## Set exercise
Every entry must be copied word for word.

--------

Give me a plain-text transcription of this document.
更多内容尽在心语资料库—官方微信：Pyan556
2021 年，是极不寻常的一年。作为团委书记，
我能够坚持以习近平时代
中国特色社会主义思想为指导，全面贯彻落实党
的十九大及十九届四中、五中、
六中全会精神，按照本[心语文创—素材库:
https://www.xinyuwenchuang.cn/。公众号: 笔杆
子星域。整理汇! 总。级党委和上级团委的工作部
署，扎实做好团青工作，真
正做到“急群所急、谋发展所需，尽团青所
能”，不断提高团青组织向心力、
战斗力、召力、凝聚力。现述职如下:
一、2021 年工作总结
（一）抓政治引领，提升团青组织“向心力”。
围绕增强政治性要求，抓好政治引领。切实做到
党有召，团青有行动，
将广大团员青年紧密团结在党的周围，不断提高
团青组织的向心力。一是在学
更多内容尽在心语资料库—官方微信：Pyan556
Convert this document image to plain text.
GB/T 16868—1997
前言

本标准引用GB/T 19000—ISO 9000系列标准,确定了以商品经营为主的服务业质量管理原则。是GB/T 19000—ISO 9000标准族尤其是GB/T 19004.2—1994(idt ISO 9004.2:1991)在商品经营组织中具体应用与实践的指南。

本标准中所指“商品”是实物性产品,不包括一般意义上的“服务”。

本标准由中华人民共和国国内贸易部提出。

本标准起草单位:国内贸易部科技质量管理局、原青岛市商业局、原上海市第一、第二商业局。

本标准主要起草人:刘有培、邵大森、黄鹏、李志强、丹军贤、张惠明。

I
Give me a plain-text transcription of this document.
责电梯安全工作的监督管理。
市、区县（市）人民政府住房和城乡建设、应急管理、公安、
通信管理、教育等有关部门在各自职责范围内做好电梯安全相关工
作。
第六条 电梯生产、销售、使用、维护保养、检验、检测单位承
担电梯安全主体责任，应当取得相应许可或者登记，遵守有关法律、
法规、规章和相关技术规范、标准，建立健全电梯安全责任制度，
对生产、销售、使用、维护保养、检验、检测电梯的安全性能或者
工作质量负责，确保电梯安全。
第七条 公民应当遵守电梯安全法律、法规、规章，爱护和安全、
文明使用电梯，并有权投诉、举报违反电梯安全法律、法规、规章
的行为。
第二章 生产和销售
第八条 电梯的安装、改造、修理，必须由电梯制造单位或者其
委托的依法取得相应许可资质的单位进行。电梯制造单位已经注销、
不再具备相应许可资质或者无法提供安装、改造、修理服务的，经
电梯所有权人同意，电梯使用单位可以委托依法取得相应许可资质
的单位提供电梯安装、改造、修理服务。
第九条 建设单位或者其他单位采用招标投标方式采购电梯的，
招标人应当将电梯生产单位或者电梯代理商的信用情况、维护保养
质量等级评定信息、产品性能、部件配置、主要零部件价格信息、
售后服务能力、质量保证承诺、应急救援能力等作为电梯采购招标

--------

## Exercise answer
Give me a plain-text transcription of this document.
更多内容尽在心语资料库—官方微信：Pyan556
2021 年，是极不寻常的一年。作为团委书记，
我能够坚持以习近平时代
中国特色社会主义思想为指导，全面贯彻落实党
的十九大及十九届四中、五中、
六中全会精神，按照本[心语文创—素材库:
https://www.xinyuwenchuang.cn/。公众号: 笔杆
子星域。整理汇! 总。级党委和上级团委的工作部
署，扎实做好团青工作，真
正做到“急群所急、谋发展所需，尽团青所
能”，不断提高团青组织向心力、
战斗力、召力、凝聚力。现述职如下:
一、2021 年工作总结
（一）抓政治引领，提升团青组织“向心力”。
围绕增强政治性要求，抓好政治引领。切实做到
党有召，团青有行动，
将广大团员青年紧密团结在党的周围，不断提高
团青组织的向心力。一是在学
更多内容尽在心语资料库—官方微信：Pyan556
Convert this document image to plain text.
GB/T 16868—1997
前言

本标准引用GB/T 19000—ISO 9000系列标准,确定了以商品经营为主的服务业质量管理原则。是GB/T 19000—ISO 9000标准族尤其是GB/T 19004.2—1994(idt ISO 9004.2:1991)在商品经营组织中具体应用与实践的指南。

本标准中所指“商品”是实物性产品,不包括一般意义上的“服务”。

本标准由中华人民共和国国内贸易部提出。

本标准起草单位:国内贸易部科技质量管理局、原青岛市商业局、原上海市第一、第二商业局。

本标准主要起草人:刘有培、邵大森、黄鹏、李志强、丹军贤、张惠明。

I
Give me a plain-text transcription of this document.
责电梯安全工作的监督管理。
市、区县（市）人民政府住房和城乡建设、应急管理、公安、
通信管理、教育等有关部门在各自职责范围内做好电梯安全相关工
作。
第六条 电梯生产、销售、使用、维护保养、检验、检测单位承
担电梯安全主体责任，应当取得相应许可或者登记，遵守有关法律、
法规、规章和相关技术规范、标准，建立健全电梯安全责任制度，
对生产、销售、使用、维护保养、检验、检测电梯的安全性能或者
工作质量负责，确保电梯安全。
第七条 公民应当遵守电梯安全法律、法规、规章，爱护和安全、
文明使用电梯，并有权投诉、举报违反电梯安全法律、法规、规章
的行为。
第二章 生产和销售
第八条 电梯的安装、改造、修理，必须由电梯制造单位或者其
委托的依法取得相应许可资质的单位进行。电梯制造单位已经注销、
不再具备相应许可资质或者无法提供安装、改造、修理服务的，经
电梯所有权人同意，电梯使用单位可以委托依法取得相应许可资质
的单位提供电梯安装、改造、修理服务。
第九条 建设单位或者其他单位采用招标投标方式采购电梯的，
招标人应当将电梯生产单位或者电梯代理商的信用情况、维护保养
质量等级评定信息、产品性能、部件配置、主要零部件价格信息、
售后服务能力、质量保证承诺、应急救援能力等作为电梯采购招标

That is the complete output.